_What the task asks_: Of the lines in the data below, count the ones holding the string "this", and answer with that number only.

Collected data entries:
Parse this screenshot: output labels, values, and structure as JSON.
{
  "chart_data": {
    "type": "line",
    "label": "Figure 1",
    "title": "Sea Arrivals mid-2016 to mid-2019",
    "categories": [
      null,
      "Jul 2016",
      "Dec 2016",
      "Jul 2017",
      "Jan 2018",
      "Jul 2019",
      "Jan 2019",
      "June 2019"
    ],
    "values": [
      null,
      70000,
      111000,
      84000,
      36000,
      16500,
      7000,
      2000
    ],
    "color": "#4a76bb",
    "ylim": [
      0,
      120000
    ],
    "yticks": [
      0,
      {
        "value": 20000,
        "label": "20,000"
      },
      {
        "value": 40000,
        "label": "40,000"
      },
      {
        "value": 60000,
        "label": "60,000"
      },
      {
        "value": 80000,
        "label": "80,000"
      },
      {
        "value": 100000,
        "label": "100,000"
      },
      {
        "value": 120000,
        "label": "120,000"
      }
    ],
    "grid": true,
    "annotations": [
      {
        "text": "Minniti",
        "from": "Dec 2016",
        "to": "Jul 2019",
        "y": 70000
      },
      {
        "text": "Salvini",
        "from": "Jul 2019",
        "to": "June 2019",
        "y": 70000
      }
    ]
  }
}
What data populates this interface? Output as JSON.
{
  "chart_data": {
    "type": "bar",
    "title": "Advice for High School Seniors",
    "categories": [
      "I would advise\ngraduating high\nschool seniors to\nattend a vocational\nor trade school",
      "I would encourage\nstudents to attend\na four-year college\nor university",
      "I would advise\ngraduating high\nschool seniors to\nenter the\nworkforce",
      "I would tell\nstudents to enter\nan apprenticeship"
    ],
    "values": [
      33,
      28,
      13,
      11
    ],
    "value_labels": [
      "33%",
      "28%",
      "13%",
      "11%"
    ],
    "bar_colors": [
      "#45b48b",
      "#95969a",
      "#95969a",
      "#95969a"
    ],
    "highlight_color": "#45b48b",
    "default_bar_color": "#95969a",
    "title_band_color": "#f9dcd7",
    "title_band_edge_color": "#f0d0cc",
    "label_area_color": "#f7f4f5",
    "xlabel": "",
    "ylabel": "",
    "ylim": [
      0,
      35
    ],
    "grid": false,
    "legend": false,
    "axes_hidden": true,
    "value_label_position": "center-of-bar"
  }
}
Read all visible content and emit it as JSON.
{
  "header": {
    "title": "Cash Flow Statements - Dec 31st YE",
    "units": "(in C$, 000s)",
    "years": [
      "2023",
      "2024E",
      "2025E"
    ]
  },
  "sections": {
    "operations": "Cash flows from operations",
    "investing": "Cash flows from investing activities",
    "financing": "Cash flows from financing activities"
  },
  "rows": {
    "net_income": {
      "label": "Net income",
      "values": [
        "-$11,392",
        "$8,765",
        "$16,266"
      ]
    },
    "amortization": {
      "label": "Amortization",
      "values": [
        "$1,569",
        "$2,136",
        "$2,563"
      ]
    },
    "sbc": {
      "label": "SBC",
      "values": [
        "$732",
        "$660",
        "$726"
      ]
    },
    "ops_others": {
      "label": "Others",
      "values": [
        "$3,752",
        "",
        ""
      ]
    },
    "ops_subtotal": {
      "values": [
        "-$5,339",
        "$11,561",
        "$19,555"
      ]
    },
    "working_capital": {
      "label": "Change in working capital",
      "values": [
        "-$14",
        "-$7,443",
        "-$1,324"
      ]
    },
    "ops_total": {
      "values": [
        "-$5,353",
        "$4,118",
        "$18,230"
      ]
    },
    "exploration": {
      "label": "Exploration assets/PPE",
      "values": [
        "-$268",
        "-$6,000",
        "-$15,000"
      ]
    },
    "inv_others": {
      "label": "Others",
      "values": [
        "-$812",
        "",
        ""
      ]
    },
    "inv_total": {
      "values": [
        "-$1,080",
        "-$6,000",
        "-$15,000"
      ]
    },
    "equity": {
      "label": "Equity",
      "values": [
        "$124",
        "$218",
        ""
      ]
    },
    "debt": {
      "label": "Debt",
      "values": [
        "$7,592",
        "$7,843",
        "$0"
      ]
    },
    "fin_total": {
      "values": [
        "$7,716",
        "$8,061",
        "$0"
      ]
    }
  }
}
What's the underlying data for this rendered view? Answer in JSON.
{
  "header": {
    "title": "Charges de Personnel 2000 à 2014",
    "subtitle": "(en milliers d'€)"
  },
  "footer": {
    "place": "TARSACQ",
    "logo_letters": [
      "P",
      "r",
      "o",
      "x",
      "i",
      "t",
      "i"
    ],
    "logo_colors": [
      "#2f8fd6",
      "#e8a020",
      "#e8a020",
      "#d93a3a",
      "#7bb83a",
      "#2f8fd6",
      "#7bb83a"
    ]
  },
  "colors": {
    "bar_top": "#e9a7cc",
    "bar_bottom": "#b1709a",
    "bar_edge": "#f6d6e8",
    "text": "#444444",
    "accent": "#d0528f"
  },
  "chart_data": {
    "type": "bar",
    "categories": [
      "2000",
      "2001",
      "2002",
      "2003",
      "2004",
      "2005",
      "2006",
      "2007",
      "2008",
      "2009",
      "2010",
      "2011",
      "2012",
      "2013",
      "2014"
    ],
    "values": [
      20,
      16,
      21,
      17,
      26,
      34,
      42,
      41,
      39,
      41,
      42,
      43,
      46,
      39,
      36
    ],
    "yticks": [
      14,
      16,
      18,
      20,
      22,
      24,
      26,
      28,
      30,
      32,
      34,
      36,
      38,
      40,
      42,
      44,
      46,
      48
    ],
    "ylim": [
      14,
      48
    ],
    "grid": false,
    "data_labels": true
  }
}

_Answer to the exercise_: 3